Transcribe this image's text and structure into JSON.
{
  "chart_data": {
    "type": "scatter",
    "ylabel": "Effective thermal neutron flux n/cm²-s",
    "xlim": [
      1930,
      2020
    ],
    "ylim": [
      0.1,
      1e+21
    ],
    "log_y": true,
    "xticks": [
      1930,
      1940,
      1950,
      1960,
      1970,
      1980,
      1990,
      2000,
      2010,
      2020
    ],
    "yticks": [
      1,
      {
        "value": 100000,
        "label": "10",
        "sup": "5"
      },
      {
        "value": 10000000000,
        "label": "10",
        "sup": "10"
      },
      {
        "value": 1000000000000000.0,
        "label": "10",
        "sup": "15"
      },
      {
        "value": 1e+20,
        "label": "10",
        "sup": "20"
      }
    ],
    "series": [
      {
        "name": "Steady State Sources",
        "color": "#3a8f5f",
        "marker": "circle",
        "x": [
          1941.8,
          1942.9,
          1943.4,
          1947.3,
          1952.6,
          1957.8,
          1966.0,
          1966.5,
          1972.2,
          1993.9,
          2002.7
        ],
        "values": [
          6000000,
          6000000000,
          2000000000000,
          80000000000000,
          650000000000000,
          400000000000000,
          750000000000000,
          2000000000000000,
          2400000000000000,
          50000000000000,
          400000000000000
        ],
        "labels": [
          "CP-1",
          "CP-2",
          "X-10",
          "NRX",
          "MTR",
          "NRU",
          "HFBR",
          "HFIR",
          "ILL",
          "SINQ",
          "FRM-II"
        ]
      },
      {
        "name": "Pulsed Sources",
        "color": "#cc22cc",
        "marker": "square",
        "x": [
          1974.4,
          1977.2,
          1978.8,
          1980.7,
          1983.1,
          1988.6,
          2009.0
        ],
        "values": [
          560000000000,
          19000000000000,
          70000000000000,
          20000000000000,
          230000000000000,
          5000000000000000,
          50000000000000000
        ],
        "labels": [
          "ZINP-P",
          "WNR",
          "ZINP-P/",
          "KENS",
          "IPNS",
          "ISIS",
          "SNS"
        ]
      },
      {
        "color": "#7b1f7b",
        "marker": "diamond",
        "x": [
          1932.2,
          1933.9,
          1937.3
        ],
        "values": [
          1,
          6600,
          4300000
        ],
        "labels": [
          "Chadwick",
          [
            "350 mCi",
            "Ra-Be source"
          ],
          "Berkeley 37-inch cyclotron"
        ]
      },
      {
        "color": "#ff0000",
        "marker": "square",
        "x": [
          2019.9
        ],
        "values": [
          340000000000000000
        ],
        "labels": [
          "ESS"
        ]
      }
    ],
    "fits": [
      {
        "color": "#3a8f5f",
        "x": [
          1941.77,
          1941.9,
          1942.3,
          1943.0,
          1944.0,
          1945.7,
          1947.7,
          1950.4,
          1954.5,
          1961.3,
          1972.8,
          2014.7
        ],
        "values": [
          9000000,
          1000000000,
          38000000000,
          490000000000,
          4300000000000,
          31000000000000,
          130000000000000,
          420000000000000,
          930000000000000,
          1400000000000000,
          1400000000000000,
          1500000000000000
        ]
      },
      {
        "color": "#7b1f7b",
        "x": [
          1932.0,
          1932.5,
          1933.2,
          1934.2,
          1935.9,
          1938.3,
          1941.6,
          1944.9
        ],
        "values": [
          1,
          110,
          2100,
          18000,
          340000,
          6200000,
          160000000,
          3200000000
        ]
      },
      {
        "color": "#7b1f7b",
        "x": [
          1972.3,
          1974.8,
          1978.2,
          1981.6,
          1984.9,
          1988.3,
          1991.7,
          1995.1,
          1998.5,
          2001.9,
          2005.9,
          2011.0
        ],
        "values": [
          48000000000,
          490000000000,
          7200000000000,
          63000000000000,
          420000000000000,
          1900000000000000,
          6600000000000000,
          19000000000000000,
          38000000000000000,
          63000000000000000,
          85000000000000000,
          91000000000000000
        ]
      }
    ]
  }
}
____________
From the material above, gather all lines that include the string "marker" and copy them.

TASK ANSWER:
        "marker": "circle",
        "marker": "square",
        "marker": "diamond",
        "marker": "square",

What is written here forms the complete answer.